((

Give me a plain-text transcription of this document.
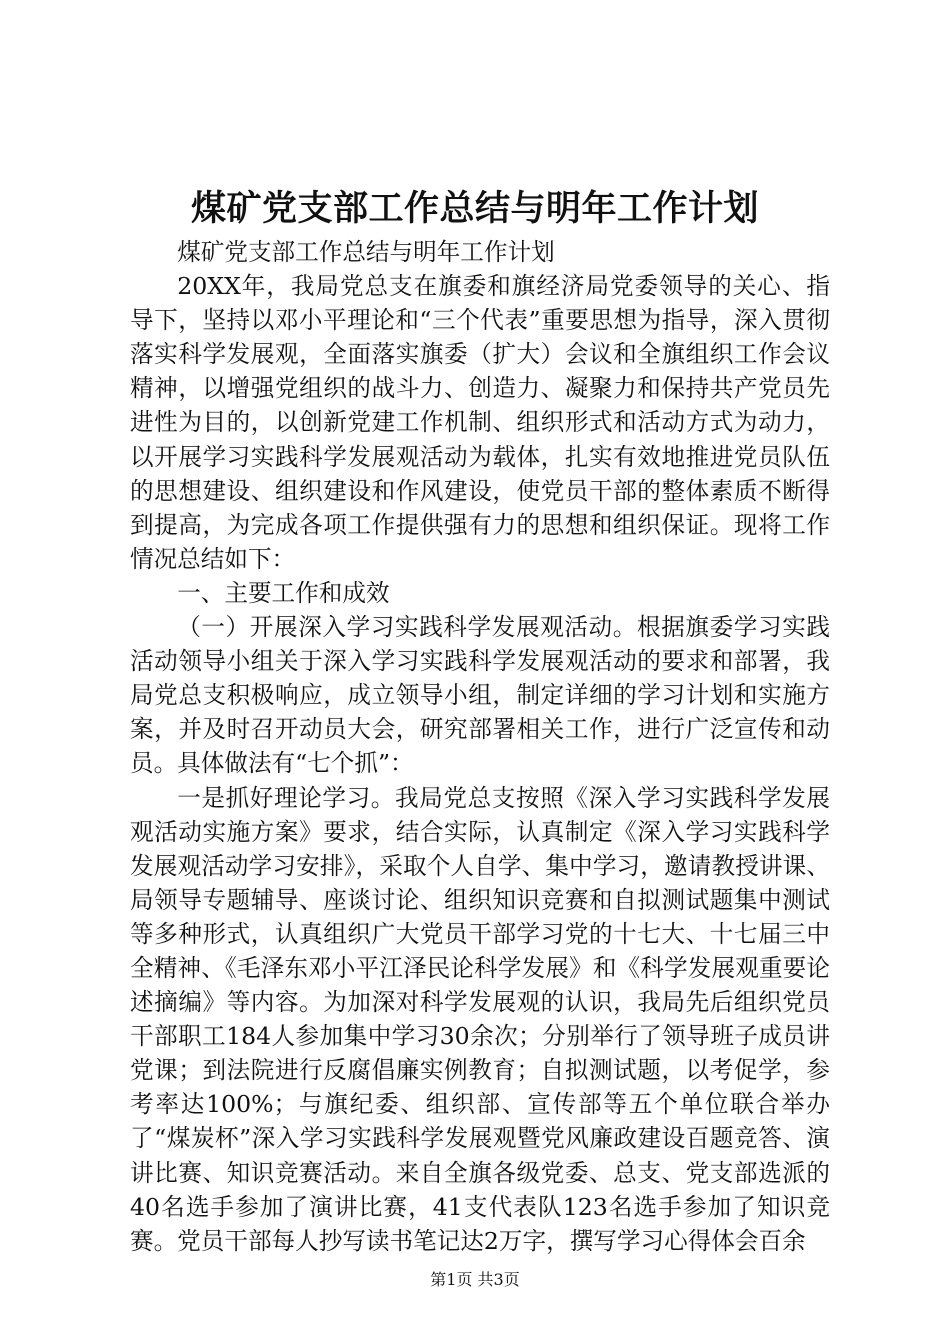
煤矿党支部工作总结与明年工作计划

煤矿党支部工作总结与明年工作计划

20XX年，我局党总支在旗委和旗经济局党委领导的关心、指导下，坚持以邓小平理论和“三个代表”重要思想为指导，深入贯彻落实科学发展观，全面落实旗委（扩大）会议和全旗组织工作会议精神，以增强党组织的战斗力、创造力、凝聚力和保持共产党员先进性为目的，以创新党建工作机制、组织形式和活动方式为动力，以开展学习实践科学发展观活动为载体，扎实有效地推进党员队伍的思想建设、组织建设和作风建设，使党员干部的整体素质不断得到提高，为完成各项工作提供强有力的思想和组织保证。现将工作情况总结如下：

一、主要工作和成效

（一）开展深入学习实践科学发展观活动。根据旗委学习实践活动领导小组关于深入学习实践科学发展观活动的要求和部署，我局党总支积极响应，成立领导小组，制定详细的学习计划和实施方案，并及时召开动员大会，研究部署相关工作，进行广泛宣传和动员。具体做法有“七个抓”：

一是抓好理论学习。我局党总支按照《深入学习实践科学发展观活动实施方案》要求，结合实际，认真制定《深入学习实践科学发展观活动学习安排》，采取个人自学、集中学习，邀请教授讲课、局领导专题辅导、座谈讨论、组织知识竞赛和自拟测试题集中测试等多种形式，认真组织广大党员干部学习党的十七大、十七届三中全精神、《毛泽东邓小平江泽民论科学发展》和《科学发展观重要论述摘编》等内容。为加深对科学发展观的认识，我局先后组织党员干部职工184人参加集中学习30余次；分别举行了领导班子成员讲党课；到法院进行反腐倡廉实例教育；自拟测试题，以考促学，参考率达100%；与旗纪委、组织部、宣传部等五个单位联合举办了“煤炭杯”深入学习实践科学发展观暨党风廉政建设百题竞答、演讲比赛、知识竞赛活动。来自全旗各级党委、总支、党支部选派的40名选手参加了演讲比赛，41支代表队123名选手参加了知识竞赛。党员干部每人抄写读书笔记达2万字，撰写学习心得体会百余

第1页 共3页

))

◆ **Your objective**
Set the pictures aside and transcribe the data above exactly.

◆ **Response for this exercise**
Give me a plain-text transcription of this document.
煤矿党支部工作总结与明年工作计划

煤矿党支部工作总结与明年工作计划

20XX年，我局党总支在旗委和旗经济局党委领导的关心、指导下，坚持以邓小平理论和“三个代表”重要思想为指导，深入贯彻落实科学发展观，全面落实旗委（扩大）会议和全旗组织工作会议精神，以增强党组织的战斗力、创造力、凝聚力和保持共产党员先进性为目的，以创新党建工作机制、组织形式和活动方式为动力，以开展学习实践科学发展观活动为载体，扎实有效地推进党员队伍的思想建设、组织建设和作风建设，使党员干部的整体素质不断得到提高，为完成各项工作提供强有力的思想和组织保证。现将工作情况总结如下：

一、主要工作和成效

（一）开展深入学习实践科学发展观活动。根据旗委学习实践活动领导小组关于深入学习实践科学发展观活动的要求和部署，我局党总支积极响应，成立领导小组，制定详细的学习计划和实施方案，并及时召开动员大会，研究部署相关工作，进行广泛宣传和动员。具体做法有“七个抓”：

一是抓好理论学习。我局党总支按照《深入学习实践科学发展观活动实施方案》要求，结合实际，认真制定《深入学习实践科学发展观活动学习安排》，采取个人自学、集中学习，邀请教授讲课、局领导专题辅导、座谈讨论、组织知识竞赛和自拟测试题集中测试等多种形式，认真组织广大党员干部学习党的十七大、十七届三中全精神、《毛泽东邓小平江泽民论科学发展》和《科学发展观重要论述摘编》等内容。为加深对科学发展观的认识，我局先后组织党员干部职工184人参加集中学习30余次；分别举行了领导班子成员讲党课；到法院进行反腐倡廉实例教育；自拟测试题，以考促学，参考率达100%；与旗纪委、组织部、宣传部等五个单位联合举办了“煤炭杯”深入学习实践科学发展观暨党风廉政建设百题竞答、演讲比赛、知识竞赛活动。来自全旗各级党委、总支、党支部选派的40名选手参加了演讲比赛，41支代表队123名选手参加了知识竞赛。党员干部每人抄写读书笔记达2万字，撰写学习心得体会百余

第1页 共3页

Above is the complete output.